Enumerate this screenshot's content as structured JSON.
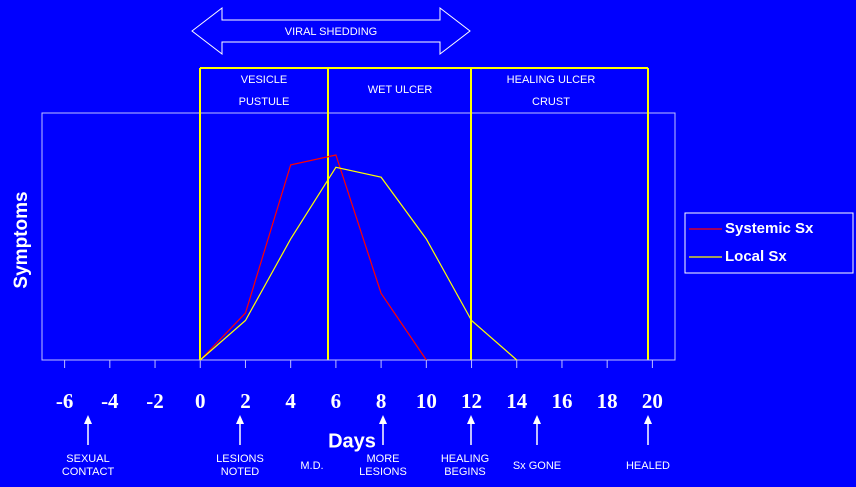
{
  "chart_data": {
    "type": "line",
    "xlabel": "Days",
    "ylabel": "Symptoms",
    "x": [
      0,
      2,
      4,
      6,
      8,
      10,
      12,
      14
    ],
    "series": [
      {
        "name": "Systemic Sx",
        "color": "#ff0000",
        "values": [
          0,
          19,
          79,
          83,
          27,
          0,
          null,
          null
        ]
      },
      {
        "name": "Local Sx",
        "color": "#ffff00",
        "values": [
          0,
          16,
          49,
          78,
          74,
          49,
          16,
          0
        ]
      }
    ],
    "xlim": [
      -7,
      21
    ],
    "xticks": [
      -6,
      -4,
      -2,
      0,
      2,
      4,
      6,
      8,
      10,
      12,
      14,
      16,
      18,
      20
    ],
    "ylim": [
      0,
      100
    ],
    "shedding": "VIRAL SHEDDING",
    "stages": [
      [
        "VESICLE",
        "PUSTULE"
      ],
      [
        "WET ULCER"
      ],
      [
        "HEALING ULCER",
        "CRUST"
      ]
    ],
    "events": [
      [
        "SEXUAL",
        "CONTACT"
      ],
      [
        "LESIONS",
        "NOTED"
      ],
      [
        "M.D."
      ],
      [
        "MORE",
        "LESIONS"
      ],
      [
        "HEALING",
        "BEGINS"
      ],
      [
        "Sx GONE"
      ],
      [
        "HEALED"
      ]
    ]
  }
}
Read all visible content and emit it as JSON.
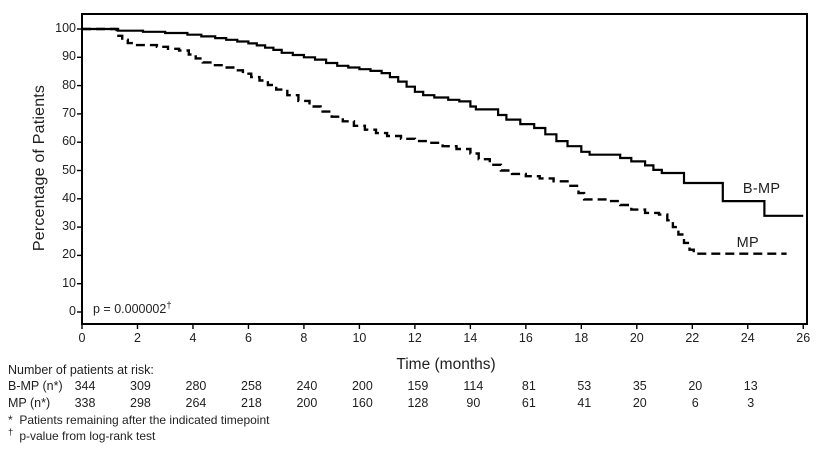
{
  "chart_data": {
    "type": "line",
    "subtype": "kaplan-meier-step-curves",
    "title": "",
    "xlabel": "Time (months)",
    "ylabel": "Percentage of Patients",
    "xlim": [
      0,
      26
    ],
    "ylim": [
      0,
      100
    ],
    "x_ticks": [
      0,
      2,
      4,
      6,
      8,
      10,
      12,
      14,
      16,
      18,
      20,
      22,
      24,
      26
    ],
    "y_ticks": [
      0,
      10,
      20,
      30,
      40,
      50,
      60,
      70,
      80,
      90,
      100
    ],
    "grid": false,
    "legend_position": "curve-end-labels",
    "annotation_text": "p = 0.000002",
    "annotation_sup": "†",
    "series": [
      {
        "name": "B-MP",
        "line_style": "solid",
        "color": "#000000",
        "label_at": {
          "month": 24.5,
          "percent": 43.5
        },
        "points": [
          [
            0,
            100
          ],
          [
            1.3,
            99.4
          ],
          [
            2.2,
            99.0
          ],
          [
            3.0,
            98.6
          ],
          [
            3.8,
            98.0
          ],
          [
            4.3,
            97.4
          ],
          [
            4.8,
            96.8
          ],
          [
            5.2,
            96.2
          ],
          [
            5.6,
            95.6
          ],
          [
            6.0,
            94.9
          ],
          [
            6.3,
            94.2
          ],
          [
            6.6,
            93.4
          ],
          [
            6.9,
            92.6
          ],
          [
            7.2,
            91.6
          ],
          [
            7.6,
            90.8
          ],
          [
            8.0,
            90.0
          ],
          [
            8.4,
            89.2
          ],
          [
            8.8,
            88.0
          ],
          [
            9.2,
            87.0
          ],
          [
            9.6,
            86.4
          ],
          [
            10.0,
            85.8
          ],
          [
            10.4,
            85.2
          ],
          [
            10.8,
            84.4
          ],
          [
            11.1,
            83.0
          ],
          [
            11.4,
            81.4
          ],
          [
            11.7,
            79.6
          ],
          [
            12.0,
            77.8
          ],
          [
            12.3,
            76.6
          ],
          [
            12.7,
            75.8
          ],
          [
            13.2,
            75.0
          ],
          [
            13.6,
            74.4
          ],
          [
            14.0,
            72.6
          ],
          [
            14.2,
            71.6
          ],
          [
            15.0,
            69.6
          ],
          [
            15.3,
            68.0
          ],
          [
            15.8,
            66.4
          ],
          [
            16.3,
            65.0
          ],
          [
            16.7,
            62.8
          ],
          [
            17.1,
            60.4
          ],
          [
            17.5,
            58.6
          ],
          [
            18.0,
            56.6
          ],
          [
            18.3,
            55.6
          ],
          [
            19.4,
            54.4
          ],
          [
            19.8,
            53.2
          ],
          [
            20.3,
            51.8
          ],
          [
            20.6,
            50.2
          ],
          [
            20.9,
            49.1
          ],
          [
            21.7,
            45.6
          ],
          [
            23.1,
            39.2
          ],
          [
            24.6,
            34.0
          ],
          [
            26.0,
            34.0
          ]
        ]
      },
      {
        "name": "MP",
        "line_style": "dashed",
        "color": "#000000",
        "label_at": {
          "month": 24.0,
          "percent": 24.5
        },
        "points": [
          [
            0,
            100
          ],
          [
            1.25,
            97.6
          ],
          [
            1.45,
            96.2
          ],
          [
            1.65,
            95.0
          ],
          [
            1.85,
            94.3
          ],
          [
            2.7,
            93.7
          ],
          [
            3.1,
            93.0
          ],
          [
            3.5,
            92.4
          ],
          [
            3.85,
            91.0
          ],
          [
            4.1,
            89.6
          ],
          [
            4.35,
            88.2
          ],
          [
            4.7,
            87.2
          ],
          [
            5.1,
            86.4
          ],
          [
            5.5,
            85.4
          ],
          [
            5.8,
            84.2
          ],
          [
            6.1,
            83.0
          ],
          [
            6.4,
            81.8
          ],
          [
            6.7,
            80.2
          ],
          [
            7.0,
            78.6
          ],
          [
            7.4,
            76.6
          ],
          [
            7.8,
            74.6
          ],
          [
            8.2,
            72.6
          ],
          [
            8.6,
            70.8
          ],
          [
            9.0,
            69.0
          ],
          [
            9.4,
            67.4
          ],
          [
            9.8,
            65.8
          ],
          [
            10.2,
            64.4
          ],
          [
            10.6,
            63.2
          ],
          [
            11.0,
            62.2
          ],
          [
            11.5,
            61.2
          ],
          [
            12.0,
            60.4
          ],
          [
            12.5,
            59.8
          ],
          [
            13.0,
            58.6
          ],
          [
            13.5,
            57.6
          ],
          [
            14.0,
            56.0
          ],
          [
            14.3,
            54.0
          ],
          [
            14.7,
            52.0
          ],
          [
            15.1,
            50.0
          ],
          [
            15.5,
            48.8
          ],
          [
            16.0,
            48.0
          ],
          [
            16.5,
            47.2
          ],
          [
            17.0,
            46.2
          ],
          [
            17.5,
            44.6
          ],
          [
            17.9,
            42.0
          ],
          [
            18.1,
            39.8
          ],
          [
            19.0,
            39.2
          ],
          [
            19.4,
            37.8
          ],
          [
            19.8,
            36.2
          ],
          [
            20.3,
            35.0
          ],
          [
            20.8,
            34.4
          ],
          [
            21.1,
            32.4
          ],
          [
            21.3,
            30.0
          ],
          [
            21.5,
            27.4
          ],
          [
            21.7,
            24.4
          ],
          [
            21.9,
            22.0
          ],
          [
            22.05,
            20.6
          ],
          [
            25.4,
            20.6
          ]
        ]
      }
    ]
  },
  "risk_table": {
    "title": "Number of patients at risk:",
    "timepoints": [
      0,
      2,
      4,
      6,
      8,
      10,
      12,
      14,
      16,
      18,
      20,
      22,
      24
    ],
    "rows": [
      {
        "label": "B-MP (n*)",
        "values": [
          344,
          309,
          280,
          258,
          240,
          200,
          159,
          114,
          81,
          53,
          35,
          20,
          13
        ]
      },
      {
        "label": "MP (n*)",
        "values": [
          338,
          298,
          264,
          218,
          200,
          160,
          128,
          90,
          61,
          41,
          20,
          6,
          3
        ]
      }
    ]
  },
  "footnotes": [
    {
      "marker": "*",
      "text": "Patients remaining after the indicated timepoint"
    },
    {
      "marker": "†",
      "text": "p-value from log-rank test"
    }
  ],
  "colors": {
    "line": "#000000",
    "text": "#1f1f1f",
    "background": "#ffffff"
  }
}
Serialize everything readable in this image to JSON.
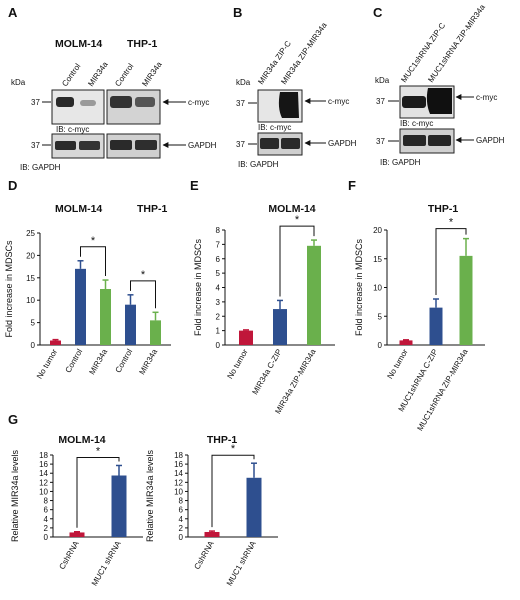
{
  "colors": {
    "red": "#c0163a",
    "blue": "#2e4f8f",
    "green": "#6ab04c",
    "ink": "#111111"
  },
  "blots": {
    "A": {
      "letter": "A",
      "kda": "kDa",
      "cell_lines": [
        "MOLM-14",
        "THP-1"
      ],
      "lanes": [
        "Control",
        "MIR34a",
        "Control",
        "MIR34a"
      ],
      "marker": "37",
      "marker2": "37",
      "target": "c-myc",
      "loading": "GAPDH",
      "ib_top": "IB: c-myc",
      "ib_bottom": "IB: GAPDH"
    },
    "B": {
      "letter": "B",
      "kda": "kDa",
      "lanes": [
        "MIR34a ZIP-C",
        "MIR34a ZIP-MIR34a"
      ],
      "marker": "37",
      "marker2": "37",
      "target": "c-myc",
      "loading": "GAPDH",
      "ib_top": "IB: c-myc",
      "ib_bottom": "IB: GAPDH"
    },
    "C": {
      "letter": "C",
      "kda": "kDa",
      "lanes": [
        "MUC1shRNA ZIP-C",
        "MUC1shRNA ZIP-MIR34a"
      ],
      "marker": "37",
      "marker2": "37",
      "target": "c-myc",
      "loading": "GAPDH",
      "ib_top": "IB: c-myc",
      "ib_bottom": "IB: GAPDH"
    }
  },
  "chart_data": [
    {
      "panel": "D",
      "type": "bar",
      "cell_lines": [
        "MOLM-14",
        "THP-1"
      ],
      "ylabel": "Fold increase in MDSCs",
      "ylim": [
        0,
        25
      ],
      "yticks": [
        0,
        5,
        10,
        15,
        20,
        25
      ],
      "categories": [
        "No tumor",
        "Control",
        "MIR34a",
        "Control",
        "MIR34a"
      ],
      "values": [
        1,
        17,
        12.5,
        9,
        5.5
      ],
      "errors": [
        0.2,
        1.8,
        2.0,
        2.2,
        1.8
      ],
      "colors": [
        "#c0163a",
        "#2e4f8f",
        "#6ab04c",
        "#2e4f8f",
        "#6ab04c"
      ],
      "significance": [
        [
          1,
          2,
          "*"
        ],
        [
          3,
          4,
          "*"
        ]
      ]
    },
    {
      "panel": "E",
      "type": "bar",
      "title": "MOLM-14",
      "ylabel": "Fold increase in MDSCs",
      "ylim": [
        0,
        8
      ],
      "yticks": [
        0,
        1,
        2,
        3,
        4,
        5,
        6,
        7,
        8
      ],
      "categories": [
        "No tumor",
        "MIR34a C-ZIP",
        "MIR34a ZIP-MIR34a"
      ],
      "values": [
        1,
        2.5,
        6.9
      ],
      "errors": [
        0.05,
        0.6,
        0.4
      ],
      "colors": [
        "#c0163a",
        "#2e4f8f",
        "#6ab04c"
      ],
      "significance": [
        [
          1,
          2,
          "*"
        ]
      ]
    },
    {
      "panel": "F",
      "type": "bar",
      "title": "THP-1",
      "ylabel": "Fold increase in MDSCs",
      "ylim": [
        0,
        20
      ],
      "yticks": [
        0,
        5,
        10,
        15,
        20
      ],
      "categories": [
        "No tumor",
        "MUC1shRNA C-ZIP",
        "MUC1shRNA ZIP-MIR34a"
      ],
      "values": [
        0.8,
        6.5,
        15.5
      ],
      "errors": [
        0.1,
        1.5,
        3.0
      ],
      "colors": [
        "#c0163a",
        "#2e4f8f",
        "#6ab04c"
      ],
      "significance": [
        [
          1,
          2,
          "*"
        ]
      ]
    },
    {
      "panel": "G",
      "type": "bar",
      "title": "MOLM-14",
      "ylabel": "Relative MIR34a levels",
      "ylim": [
        0,
        18
      ],
      "yticks": [
        0,
        2,
        4,
        6,
        8,
        10,
        12,
        14,
        16,
        18
      ],
      "categories": [
        "CshRNA",
        "MUC1 shRNA"
      ],
      "values": [
        1,
        13.5
      ],
      "errors": [
        0.15,
        2.2
      ],
      "colors": [
        "#c0163a",
        "#2e4f8f"
      ],
      "significance": [
        [
          0,
          1,
          "*"
        ]
      ]
    },
    {
      "panel": "G",
      "type": "bar",
      "title": "THP-1",
      "ylabel": "Relative MIR34a levels",
      "ylim": [
        0,
        18
      ],
      "yticks": [
        0,
        2,
        4,
        6,
        8,
        10,
        12,
        14,
        16,
        18
      ],
      "categories": [
        "CshRNA",
        "MUC1 shRNA"
      ],
      "values": [
        1.1,
        13
      ],
      "errors": [
        0.2,
        3.2
      ],
      "colors": [
        "#c0163a",
        "#2e4f8f"
      ],
      "significance": [
        [
          0,
          1,
          "*"
        ]
      ]
    }
  ],
  "panel_letters": {
    "D": "D",
    "E": "E",
    "F": "F",
    "G": "G"
  }
}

------

When a line in the data contains the string "content", copy that line.

Enumerate this screenshot's content as structured JSON.
Read all visible content and emit it as JSON.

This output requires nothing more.